MATERIAL SUPPLIED.
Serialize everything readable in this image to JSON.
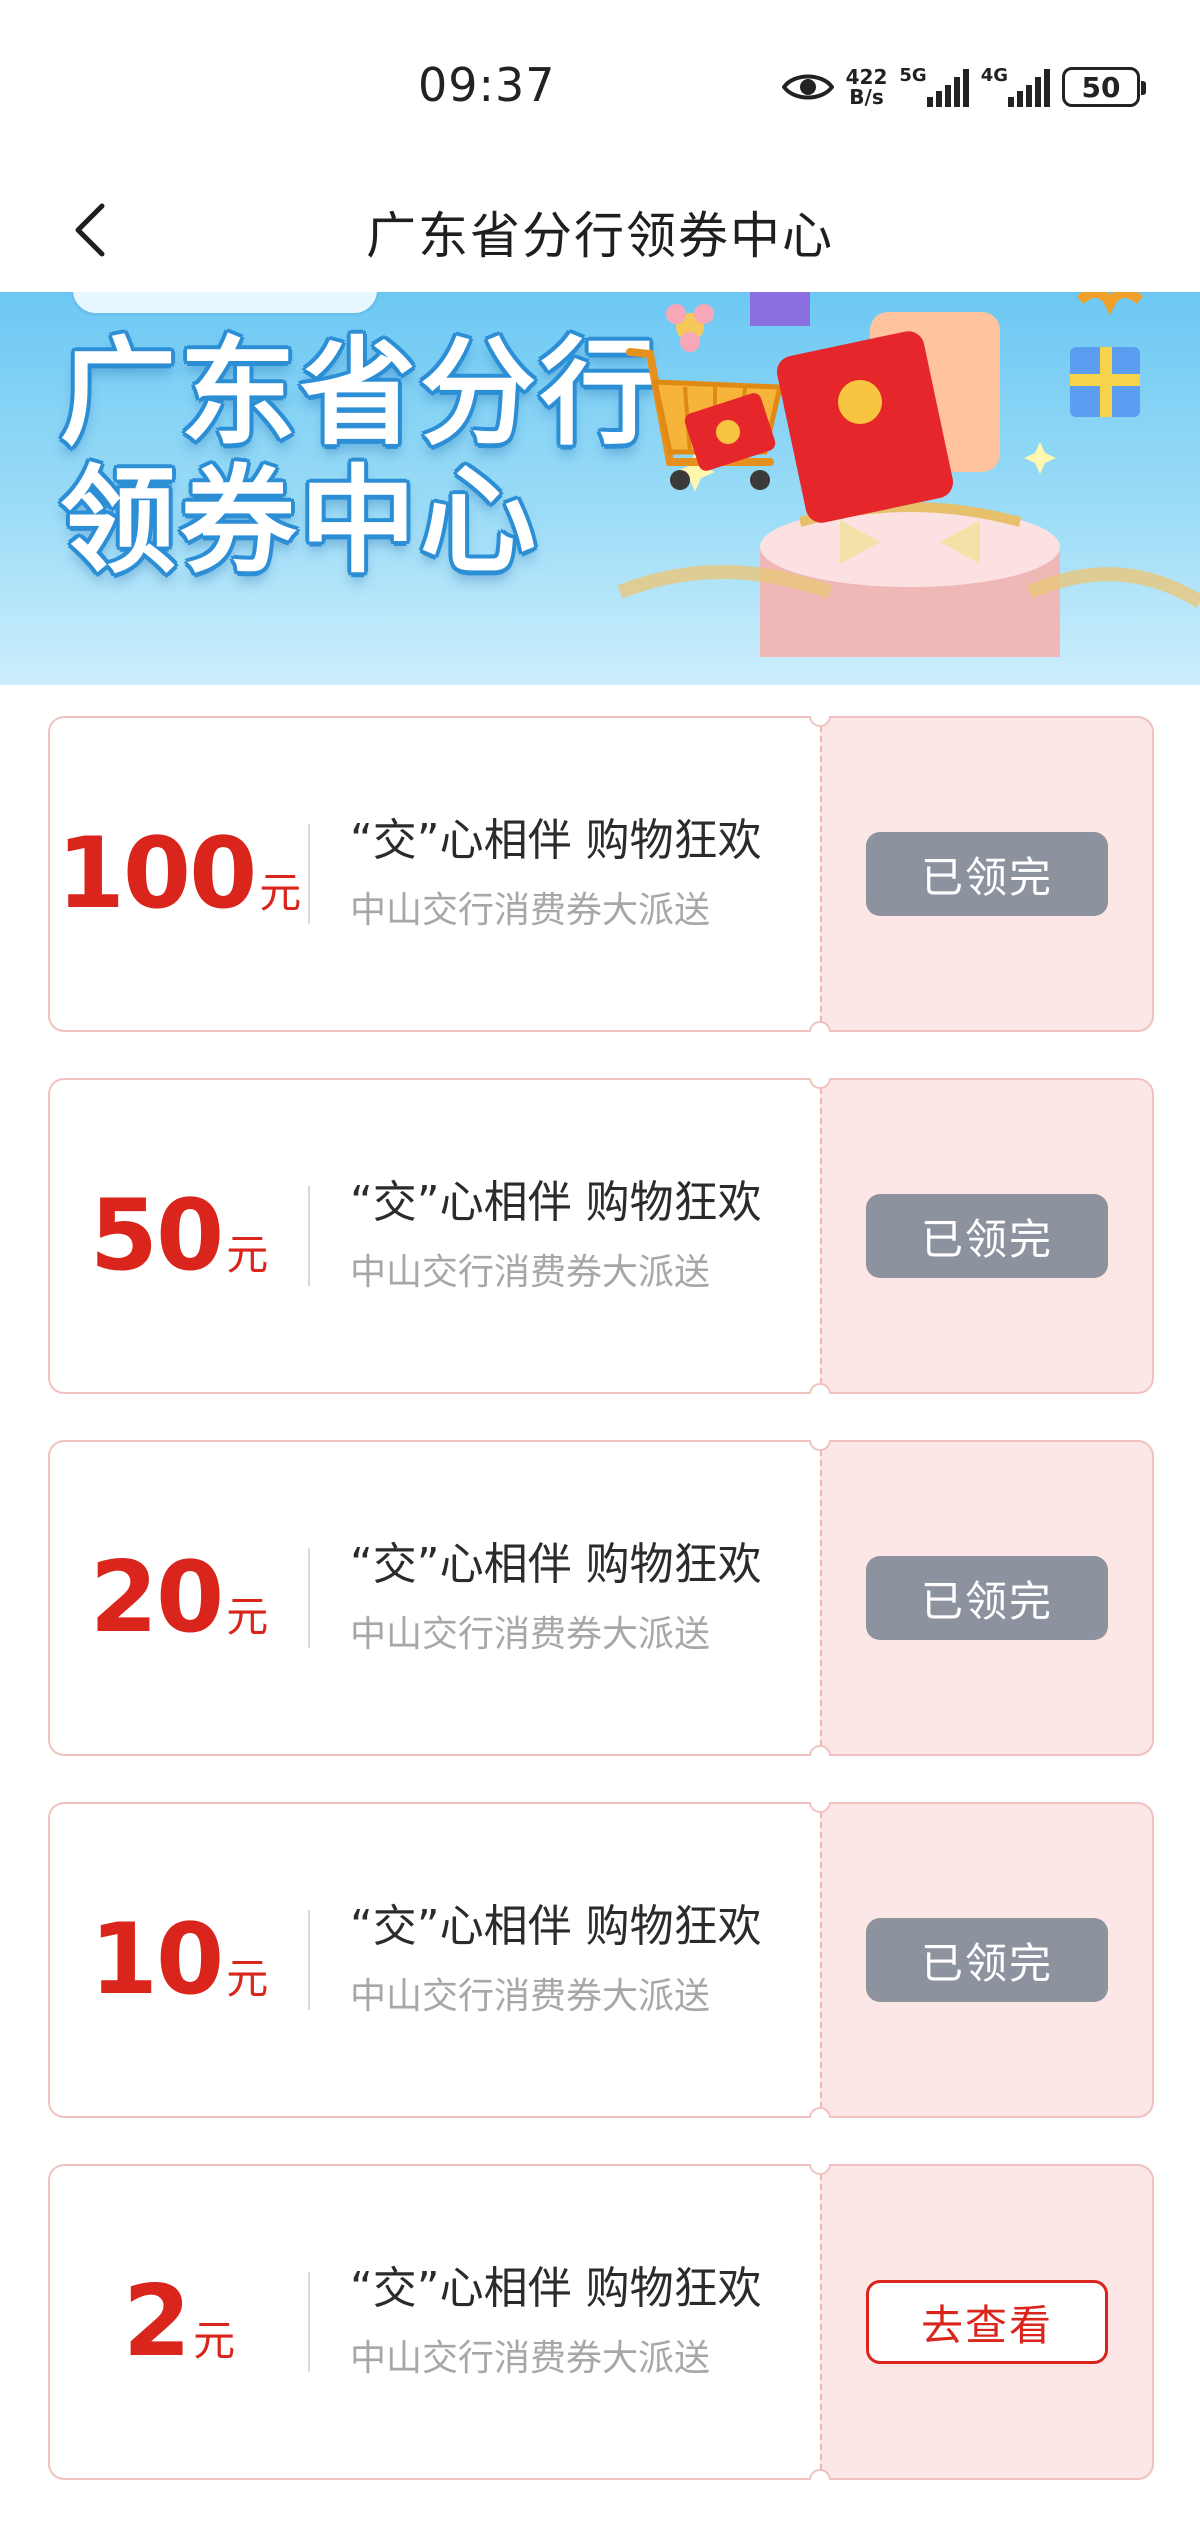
{
  "status_bar": {
    "time": "09:37",
    "net_speed_value": "422",
    "net_speed_unit": "B/s",
    "signal1_label": "5G",
    "signal2_label": "4G",
    "battery": "50",
    "icons": [
      "eye-icon",
      "signal-icon",
      "battery-icon"
    ]
  },
  "nav": {
    "title": "广东省分行领券中心",
    "back_icon": "chevron-left-icon"
  },
  "banner": {
    "title_line1": "广东省分行",
    "title_line2": "领券中心",
    "colors": {
      "sky": "#6cc8f3",
      "outline": "#2c8fd6"
    }
  },
  "coupons": [
    {
      "amount": "100",
      "unit": "元",
      "title": "“交”心相伴 购物狂欢",
      "subtitle": "中山交行消费券大派送",
      "button": "已领完",
      "state": "claimed"
    },
    {
      "amount": "50",
      "unit": "元",
      "title": "“交”心相伴 购物狂欢",
      "subtitle": "中山交行消费券大派送",
      "button": "已领完",
      "state": "claimed"
    },
    {
      "amount": "20",
      "unit": "元",
      "title": "“交”心相伴 购物狂欢",
      "subtitle": "中山交行消费券大派送",
      "button": "已领完",
      "state": "claimed"
    },
    {
      "amount": "10",
      "unit": "元",
      "title": "“交”心相伴 购物狂欢",
      "subtitle": "中山交行消费券大派送",
      "button": "已领完",
      "state": "claimed"
    },
    {
      "amount": "2",
      "unit": "元",
      "title": "“交”心相伴 购物狂欢",
      "subtitle": "中山交行消费券大派送",
      "button": "去查看",
      "state": "available"
    }
  ],
  "colors": {
    "accent": "#d9251c",
    "coupon_right_bg": "#fde6e6",
    "disabled_button": "#8c929e"
  }
}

EXERCISE DIRECTIONS.
Do not include the images; transcribe the rest of the listing exactly.

EXERCISE OUTPUT.
Serialize everything readable in this image to JSON.
{
  "status_bar": {
    "time": "09:37",
    "net_speed_value": "422",
    "net_speed_unit": "B/s",
    "signal1_label": "5G",
    "signal2_label": "4G",
    "battery": "50",
    "icons": [
      "eye-icon",
      "signal-icon",
      "battery-icon"
    ]
  },
  "nav": {
    "title": "广东省分行领券中心",
    "back_icon": "chevron-left-icon"
  },
  "banner": {
    "title_line1": "广东省分行",
    "title_line2": "领券中心",
    "colors": {
      "sky": "#6cc8f3",
      "outline": "#2c8fd6"
    }
  },
  "coupons": [
    {
      "amount": "100",
      "unit": "元",
      "title": "“交”心相伴 购物狂欢",
      "subtitle": "中山交行消费券大派送",
      "button": "已领完",
      "state": "claimed"
    },
    {
      "amount": "50",
      "unit": "元",
      "title": "“交”心相伴 购物狂欢",
      "subtitle": "中山交行消费券大派送",
      "button": "已领完",
      "state": "claimed"
    },
    {
      "amount": "20",
      "unit": "元",
      "title": "“交”心相伴 购物狂欢",
      "subtitle": "中山交行消费券大派送",
      "button": "已领完",
      "state": "claimed"
    },
    {
      "amount": "10",
      "unit": "元",
      "title": "“交”心相伴 购物狂欢",
      "subtitle": "中山交行消费券大派送",
      "button": "已领完",
      "state": "claimed"
    },
    {
      "amount": "2",
      "unit": "元",
      "title": "“交”心相伴 购物狂欢",
      "subtitle": "中山交行消费券大派送",
      "button": "去查看",
      "state": "available"
    }
  ],
  "colors": {
    "accent": "#d9251c",
    "coupon_right_bg": "#fde6e6",
    "disabled_button": "#8c929e"
  }
}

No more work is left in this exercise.